§ **REQUEST**
State the number of lines in these records holding "JSON". Say nothing more.

(Items listed in a dataset)
-- -- --
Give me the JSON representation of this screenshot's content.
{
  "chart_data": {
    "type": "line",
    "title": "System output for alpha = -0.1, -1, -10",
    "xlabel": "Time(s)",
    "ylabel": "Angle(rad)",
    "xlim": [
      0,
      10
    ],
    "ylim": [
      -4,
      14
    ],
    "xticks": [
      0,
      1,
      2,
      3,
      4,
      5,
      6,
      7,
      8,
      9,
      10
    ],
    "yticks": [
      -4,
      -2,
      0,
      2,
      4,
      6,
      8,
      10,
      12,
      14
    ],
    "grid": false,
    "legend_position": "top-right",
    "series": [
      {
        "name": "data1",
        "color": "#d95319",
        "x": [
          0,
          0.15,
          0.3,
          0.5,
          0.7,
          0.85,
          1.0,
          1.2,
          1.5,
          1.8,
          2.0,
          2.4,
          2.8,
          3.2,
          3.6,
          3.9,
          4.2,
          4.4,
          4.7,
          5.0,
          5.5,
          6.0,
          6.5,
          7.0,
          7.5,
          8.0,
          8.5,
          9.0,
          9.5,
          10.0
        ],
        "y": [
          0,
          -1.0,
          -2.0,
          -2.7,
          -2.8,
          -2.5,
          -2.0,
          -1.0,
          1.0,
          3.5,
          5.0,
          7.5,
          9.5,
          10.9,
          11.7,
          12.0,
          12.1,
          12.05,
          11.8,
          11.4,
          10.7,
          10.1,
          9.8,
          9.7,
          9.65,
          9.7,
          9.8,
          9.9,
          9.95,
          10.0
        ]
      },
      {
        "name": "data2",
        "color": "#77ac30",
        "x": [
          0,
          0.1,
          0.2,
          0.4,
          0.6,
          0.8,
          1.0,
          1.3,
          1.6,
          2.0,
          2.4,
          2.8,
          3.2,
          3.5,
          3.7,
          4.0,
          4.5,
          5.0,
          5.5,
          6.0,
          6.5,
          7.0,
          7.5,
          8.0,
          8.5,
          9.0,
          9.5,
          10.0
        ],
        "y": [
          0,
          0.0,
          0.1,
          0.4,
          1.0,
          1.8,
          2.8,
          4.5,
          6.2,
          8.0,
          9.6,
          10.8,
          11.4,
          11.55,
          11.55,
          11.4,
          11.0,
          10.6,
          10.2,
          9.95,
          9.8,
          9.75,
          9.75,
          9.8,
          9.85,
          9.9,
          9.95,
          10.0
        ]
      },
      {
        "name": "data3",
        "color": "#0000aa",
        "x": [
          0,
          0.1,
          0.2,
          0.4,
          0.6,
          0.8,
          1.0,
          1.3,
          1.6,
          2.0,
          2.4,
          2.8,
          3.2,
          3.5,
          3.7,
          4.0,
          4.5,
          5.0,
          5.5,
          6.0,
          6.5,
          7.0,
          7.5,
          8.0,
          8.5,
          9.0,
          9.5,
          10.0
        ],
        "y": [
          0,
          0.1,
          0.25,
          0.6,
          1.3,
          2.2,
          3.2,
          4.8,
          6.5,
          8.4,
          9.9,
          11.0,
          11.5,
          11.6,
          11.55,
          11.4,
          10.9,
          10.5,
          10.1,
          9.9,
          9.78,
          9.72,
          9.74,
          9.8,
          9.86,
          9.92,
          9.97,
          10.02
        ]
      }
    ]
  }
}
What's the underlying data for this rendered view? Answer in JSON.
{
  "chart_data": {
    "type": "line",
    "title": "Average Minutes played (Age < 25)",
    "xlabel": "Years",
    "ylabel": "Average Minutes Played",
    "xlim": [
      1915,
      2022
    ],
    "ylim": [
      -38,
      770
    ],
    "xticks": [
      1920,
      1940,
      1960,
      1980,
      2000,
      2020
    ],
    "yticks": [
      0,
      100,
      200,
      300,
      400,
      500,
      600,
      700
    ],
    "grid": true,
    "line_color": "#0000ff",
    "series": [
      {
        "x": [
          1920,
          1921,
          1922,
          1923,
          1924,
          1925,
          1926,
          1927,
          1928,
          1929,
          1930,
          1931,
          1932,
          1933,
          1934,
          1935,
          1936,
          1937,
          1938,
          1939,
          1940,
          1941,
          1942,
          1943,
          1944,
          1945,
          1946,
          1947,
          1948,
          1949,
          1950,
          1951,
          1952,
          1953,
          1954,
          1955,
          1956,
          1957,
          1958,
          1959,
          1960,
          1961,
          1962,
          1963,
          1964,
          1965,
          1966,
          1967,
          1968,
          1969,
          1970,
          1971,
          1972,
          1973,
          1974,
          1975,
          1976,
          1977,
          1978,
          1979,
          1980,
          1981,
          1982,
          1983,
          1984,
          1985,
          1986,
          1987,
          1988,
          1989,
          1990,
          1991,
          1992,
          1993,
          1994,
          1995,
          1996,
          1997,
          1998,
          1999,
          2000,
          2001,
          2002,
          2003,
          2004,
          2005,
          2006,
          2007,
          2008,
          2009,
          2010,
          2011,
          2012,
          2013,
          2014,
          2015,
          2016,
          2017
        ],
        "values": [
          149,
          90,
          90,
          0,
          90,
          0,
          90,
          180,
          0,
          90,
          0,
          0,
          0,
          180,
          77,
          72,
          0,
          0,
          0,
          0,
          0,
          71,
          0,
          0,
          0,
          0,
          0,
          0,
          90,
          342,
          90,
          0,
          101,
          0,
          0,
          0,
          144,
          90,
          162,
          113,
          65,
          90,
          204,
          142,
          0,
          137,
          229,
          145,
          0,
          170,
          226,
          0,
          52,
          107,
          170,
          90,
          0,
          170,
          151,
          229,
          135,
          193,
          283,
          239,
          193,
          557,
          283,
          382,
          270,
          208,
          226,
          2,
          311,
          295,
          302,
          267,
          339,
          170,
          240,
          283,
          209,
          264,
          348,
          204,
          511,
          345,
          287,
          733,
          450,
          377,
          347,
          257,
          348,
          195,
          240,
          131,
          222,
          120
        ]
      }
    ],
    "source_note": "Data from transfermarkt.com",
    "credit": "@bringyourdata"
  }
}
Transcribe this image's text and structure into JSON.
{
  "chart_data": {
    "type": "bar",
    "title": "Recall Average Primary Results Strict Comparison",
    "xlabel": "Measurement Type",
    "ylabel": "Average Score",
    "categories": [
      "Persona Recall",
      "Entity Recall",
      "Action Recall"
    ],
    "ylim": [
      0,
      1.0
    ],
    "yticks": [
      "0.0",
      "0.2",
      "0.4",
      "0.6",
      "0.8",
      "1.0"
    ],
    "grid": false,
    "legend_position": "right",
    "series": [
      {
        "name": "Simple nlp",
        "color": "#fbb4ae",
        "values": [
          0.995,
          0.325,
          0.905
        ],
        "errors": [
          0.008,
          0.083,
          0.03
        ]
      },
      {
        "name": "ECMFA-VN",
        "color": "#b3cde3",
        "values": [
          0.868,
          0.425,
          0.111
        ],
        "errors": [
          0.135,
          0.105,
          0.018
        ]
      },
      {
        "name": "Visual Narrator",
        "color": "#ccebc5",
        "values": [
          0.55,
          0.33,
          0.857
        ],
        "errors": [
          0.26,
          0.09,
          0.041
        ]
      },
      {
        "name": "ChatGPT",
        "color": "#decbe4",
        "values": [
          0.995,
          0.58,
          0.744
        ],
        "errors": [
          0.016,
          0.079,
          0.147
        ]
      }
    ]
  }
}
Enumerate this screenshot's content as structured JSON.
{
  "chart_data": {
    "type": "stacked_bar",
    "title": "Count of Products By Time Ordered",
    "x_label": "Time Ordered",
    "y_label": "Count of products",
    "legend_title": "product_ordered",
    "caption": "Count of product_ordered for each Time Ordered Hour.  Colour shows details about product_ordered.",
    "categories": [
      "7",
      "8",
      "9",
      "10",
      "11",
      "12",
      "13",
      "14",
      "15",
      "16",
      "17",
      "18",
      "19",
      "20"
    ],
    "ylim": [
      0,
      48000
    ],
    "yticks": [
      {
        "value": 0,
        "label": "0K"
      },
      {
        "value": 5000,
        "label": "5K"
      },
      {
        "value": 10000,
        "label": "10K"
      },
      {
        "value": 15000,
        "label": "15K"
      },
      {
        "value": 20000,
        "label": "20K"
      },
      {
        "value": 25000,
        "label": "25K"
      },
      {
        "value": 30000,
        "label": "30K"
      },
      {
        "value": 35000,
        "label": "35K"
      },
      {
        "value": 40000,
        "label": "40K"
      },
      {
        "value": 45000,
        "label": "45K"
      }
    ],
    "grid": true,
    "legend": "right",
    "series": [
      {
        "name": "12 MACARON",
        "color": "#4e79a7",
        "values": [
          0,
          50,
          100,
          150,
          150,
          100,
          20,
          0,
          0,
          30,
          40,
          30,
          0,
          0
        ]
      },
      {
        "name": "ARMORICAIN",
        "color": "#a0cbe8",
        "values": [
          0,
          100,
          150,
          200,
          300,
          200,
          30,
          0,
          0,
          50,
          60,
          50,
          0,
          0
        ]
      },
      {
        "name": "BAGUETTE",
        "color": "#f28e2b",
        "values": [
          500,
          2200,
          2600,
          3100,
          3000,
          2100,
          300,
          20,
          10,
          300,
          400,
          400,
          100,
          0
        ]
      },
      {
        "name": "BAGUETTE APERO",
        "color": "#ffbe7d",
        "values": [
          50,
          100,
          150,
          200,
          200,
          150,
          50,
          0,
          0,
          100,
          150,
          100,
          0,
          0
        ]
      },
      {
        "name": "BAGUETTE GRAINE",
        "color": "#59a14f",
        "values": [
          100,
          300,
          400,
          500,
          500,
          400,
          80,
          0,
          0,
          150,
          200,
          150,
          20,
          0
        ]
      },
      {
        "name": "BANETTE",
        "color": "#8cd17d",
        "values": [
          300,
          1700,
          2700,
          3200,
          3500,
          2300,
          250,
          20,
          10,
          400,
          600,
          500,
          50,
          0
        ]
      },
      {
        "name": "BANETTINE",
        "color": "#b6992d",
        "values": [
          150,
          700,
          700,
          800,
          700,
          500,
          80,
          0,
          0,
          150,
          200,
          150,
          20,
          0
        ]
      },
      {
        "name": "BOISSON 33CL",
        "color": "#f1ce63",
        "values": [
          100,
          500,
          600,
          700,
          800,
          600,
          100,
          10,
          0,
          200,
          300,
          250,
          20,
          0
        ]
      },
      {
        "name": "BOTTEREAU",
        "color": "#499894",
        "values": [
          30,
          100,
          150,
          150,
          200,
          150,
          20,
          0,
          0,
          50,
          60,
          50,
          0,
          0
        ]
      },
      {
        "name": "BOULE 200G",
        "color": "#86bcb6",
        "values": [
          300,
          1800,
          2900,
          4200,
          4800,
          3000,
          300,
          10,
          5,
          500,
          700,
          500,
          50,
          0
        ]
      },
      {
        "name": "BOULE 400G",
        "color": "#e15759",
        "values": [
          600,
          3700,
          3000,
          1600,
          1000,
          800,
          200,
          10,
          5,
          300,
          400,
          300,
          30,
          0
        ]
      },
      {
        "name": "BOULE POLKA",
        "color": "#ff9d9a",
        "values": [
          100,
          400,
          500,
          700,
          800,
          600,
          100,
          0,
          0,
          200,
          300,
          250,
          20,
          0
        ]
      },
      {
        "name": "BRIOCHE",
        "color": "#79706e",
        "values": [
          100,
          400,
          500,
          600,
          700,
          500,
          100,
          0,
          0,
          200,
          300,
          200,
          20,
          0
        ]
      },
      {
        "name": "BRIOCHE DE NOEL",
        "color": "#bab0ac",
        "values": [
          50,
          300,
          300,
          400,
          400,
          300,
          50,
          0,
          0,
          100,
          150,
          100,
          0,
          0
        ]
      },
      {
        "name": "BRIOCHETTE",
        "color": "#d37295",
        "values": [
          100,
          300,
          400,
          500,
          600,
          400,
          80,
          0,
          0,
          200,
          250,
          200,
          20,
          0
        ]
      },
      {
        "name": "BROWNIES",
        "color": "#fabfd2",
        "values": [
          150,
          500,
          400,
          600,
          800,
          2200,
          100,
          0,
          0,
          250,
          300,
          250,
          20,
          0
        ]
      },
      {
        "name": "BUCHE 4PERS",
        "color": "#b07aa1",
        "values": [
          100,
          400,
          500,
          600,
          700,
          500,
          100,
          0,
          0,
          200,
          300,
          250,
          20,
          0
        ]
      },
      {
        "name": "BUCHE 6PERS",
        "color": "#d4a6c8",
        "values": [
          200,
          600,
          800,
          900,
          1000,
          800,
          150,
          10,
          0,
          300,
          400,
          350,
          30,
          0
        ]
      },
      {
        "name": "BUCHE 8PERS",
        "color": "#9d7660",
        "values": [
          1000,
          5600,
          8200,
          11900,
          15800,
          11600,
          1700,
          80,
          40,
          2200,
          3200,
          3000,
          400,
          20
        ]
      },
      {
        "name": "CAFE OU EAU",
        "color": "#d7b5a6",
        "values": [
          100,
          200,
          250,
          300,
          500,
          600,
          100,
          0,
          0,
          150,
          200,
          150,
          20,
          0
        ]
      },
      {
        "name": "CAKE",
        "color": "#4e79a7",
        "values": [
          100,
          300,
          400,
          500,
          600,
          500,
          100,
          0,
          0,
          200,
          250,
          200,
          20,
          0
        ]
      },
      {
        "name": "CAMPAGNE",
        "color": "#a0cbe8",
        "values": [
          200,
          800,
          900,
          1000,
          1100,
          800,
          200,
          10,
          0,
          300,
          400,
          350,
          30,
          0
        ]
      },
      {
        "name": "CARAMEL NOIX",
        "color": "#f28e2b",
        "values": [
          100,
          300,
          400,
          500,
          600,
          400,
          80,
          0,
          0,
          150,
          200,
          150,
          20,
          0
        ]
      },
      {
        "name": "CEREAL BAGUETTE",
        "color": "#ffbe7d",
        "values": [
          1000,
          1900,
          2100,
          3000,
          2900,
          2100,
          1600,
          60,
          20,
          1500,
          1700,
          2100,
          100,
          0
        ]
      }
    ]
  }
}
-- -- --
§ **TASK ANSWER**
4